Exercise objective -> Report how many lines of the listing below include the word "Ground". Give nothing but the number.

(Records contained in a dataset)
.....
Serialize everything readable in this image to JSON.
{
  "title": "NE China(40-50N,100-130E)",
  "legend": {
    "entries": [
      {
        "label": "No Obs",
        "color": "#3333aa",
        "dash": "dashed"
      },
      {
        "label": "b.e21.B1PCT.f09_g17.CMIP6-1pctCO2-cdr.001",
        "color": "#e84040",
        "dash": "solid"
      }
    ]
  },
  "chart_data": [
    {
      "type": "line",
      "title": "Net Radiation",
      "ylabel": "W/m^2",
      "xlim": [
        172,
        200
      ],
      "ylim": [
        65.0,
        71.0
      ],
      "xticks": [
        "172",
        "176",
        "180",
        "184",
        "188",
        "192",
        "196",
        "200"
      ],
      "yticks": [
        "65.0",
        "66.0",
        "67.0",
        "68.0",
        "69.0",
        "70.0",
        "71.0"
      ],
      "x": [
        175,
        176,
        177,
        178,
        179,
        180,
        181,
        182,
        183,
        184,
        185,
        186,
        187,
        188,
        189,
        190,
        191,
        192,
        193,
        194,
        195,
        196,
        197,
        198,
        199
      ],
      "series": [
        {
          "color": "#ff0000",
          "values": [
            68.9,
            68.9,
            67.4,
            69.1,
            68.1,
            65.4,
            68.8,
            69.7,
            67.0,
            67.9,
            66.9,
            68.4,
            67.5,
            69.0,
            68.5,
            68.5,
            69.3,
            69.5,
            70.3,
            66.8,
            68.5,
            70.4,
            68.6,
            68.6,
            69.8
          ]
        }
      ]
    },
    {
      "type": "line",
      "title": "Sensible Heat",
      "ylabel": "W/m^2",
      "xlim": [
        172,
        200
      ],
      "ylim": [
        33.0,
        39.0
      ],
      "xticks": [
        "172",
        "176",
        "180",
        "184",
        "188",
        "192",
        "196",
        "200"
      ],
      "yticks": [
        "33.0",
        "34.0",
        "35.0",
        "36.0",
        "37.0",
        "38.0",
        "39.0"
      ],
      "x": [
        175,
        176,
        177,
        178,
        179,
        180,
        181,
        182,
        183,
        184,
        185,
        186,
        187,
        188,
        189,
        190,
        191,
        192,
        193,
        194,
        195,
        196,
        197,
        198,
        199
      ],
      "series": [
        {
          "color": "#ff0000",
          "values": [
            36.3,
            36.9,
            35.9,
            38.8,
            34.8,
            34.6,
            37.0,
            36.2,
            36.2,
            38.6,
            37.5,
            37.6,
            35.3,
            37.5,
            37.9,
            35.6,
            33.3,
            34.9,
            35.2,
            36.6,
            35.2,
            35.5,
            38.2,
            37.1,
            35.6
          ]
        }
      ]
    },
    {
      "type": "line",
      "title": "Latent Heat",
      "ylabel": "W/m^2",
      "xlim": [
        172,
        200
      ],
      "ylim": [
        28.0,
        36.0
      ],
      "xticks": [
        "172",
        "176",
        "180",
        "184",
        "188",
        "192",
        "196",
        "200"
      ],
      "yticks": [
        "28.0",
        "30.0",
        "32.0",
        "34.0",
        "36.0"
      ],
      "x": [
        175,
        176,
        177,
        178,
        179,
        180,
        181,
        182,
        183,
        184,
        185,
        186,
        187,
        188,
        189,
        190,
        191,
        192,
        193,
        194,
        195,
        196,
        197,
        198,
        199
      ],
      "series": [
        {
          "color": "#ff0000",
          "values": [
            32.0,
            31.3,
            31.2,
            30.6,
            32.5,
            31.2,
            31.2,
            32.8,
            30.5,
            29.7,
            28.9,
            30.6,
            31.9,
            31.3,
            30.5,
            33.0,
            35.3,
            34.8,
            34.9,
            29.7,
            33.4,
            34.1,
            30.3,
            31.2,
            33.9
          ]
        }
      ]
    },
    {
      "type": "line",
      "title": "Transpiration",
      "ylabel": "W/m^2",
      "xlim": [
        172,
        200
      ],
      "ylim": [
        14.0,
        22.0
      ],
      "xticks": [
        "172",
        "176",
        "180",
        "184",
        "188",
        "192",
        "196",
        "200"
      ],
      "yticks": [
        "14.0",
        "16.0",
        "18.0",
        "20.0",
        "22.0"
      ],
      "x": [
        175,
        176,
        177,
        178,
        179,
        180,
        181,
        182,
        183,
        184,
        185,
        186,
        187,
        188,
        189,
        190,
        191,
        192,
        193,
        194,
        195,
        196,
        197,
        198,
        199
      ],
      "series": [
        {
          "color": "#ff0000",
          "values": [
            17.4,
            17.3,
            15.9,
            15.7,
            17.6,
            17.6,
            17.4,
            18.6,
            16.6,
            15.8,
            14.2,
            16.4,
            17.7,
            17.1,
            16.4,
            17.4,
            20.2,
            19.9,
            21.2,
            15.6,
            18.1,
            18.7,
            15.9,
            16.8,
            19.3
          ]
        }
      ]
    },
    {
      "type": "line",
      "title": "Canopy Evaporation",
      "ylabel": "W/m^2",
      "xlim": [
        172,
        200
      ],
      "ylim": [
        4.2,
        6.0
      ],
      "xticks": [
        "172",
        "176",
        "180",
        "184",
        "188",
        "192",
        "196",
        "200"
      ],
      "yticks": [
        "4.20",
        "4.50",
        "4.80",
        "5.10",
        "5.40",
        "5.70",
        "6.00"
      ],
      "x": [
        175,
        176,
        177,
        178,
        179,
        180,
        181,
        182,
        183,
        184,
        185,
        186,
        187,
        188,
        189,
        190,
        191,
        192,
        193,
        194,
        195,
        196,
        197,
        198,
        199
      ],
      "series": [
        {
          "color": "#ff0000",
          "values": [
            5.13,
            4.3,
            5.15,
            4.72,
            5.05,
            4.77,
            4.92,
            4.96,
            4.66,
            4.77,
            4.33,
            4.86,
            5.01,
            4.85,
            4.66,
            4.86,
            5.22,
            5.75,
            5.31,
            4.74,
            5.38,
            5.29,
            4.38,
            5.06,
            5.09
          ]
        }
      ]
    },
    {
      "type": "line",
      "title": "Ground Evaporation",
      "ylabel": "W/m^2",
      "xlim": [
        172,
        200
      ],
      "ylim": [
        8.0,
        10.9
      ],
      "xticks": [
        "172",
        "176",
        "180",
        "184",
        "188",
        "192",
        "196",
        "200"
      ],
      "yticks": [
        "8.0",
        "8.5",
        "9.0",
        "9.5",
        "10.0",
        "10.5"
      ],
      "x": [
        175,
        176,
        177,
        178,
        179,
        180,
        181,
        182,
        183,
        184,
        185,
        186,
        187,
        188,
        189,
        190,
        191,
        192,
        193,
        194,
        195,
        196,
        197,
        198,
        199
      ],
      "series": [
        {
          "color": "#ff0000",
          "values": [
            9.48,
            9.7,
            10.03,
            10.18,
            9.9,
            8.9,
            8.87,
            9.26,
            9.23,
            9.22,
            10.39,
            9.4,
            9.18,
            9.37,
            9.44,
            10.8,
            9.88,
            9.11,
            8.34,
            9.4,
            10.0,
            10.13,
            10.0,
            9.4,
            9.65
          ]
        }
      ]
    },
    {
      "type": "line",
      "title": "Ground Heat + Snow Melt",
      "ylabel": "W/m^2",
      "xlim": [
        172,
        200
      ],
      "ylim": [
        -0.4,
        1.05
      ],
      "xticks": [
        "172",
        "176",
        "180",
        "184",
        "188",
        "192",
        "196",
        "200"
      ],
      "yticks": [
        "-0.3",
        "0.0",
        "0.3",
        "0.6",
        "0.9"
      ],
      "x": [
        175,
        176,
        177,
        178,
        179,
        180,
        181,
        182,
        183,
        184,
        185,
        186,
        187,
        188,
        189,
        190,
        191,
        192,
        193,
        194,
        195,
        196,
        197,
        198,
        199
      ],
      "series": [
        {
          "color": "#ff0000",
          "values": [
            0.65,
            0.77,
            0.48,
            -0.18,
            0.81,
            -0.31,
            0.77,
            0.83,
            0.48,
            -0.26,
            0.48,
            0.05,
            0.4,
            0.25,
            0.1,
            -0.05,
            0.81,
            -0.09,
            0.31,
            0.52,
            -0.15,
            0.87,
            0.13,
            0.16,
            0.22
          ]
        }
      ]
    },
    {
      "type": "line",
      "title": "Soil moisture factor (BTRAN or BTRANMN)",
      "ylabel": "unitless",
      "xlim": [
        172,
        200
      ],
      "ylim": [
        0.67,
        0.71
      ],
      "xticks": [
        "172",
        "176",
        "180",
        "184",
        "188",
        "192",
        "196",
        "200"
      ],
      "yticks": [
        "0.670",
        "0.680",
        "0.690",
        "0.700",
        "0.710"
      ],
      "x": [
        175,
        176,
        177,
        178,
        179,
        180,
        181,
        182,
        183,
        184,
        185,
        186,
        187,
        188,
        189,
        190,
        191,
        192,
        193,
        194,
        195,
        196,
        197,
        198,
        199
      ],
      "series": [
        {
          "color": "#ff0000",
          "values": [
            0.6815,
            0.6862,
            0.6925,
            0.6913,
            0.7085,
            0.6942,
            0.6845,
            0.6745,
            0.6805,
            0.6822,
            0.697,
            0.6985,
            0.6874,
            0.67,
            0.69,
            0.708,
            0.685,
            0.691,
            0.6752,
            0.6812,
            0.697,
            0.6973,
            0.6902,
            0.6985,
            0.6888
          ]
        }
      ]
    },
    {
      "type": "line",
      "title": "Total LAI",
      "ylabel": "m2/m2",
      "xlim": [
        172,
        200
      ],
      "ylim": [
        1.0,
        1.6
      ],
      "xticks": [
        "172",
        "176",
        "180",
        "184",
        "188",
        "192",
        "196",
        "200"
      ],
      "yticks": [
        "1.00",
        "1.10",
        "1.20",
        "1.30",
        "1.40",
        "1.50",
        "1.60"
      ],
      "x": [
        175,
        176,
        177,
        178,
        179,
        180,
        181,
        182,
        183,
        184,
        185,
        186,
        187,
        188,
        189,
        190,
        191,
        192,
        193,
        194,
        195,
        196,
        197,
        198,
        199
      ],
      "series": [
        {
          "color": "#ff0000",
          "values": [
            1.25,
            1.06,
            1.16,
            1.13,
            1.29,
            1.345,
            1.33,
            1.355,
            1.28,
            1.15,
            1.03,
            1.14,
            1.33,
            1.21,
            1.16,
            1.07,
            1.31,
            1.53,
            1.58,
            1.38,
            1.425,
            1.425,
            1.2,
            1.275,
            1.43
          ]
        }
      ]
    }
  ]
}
.....
Written solution -> 2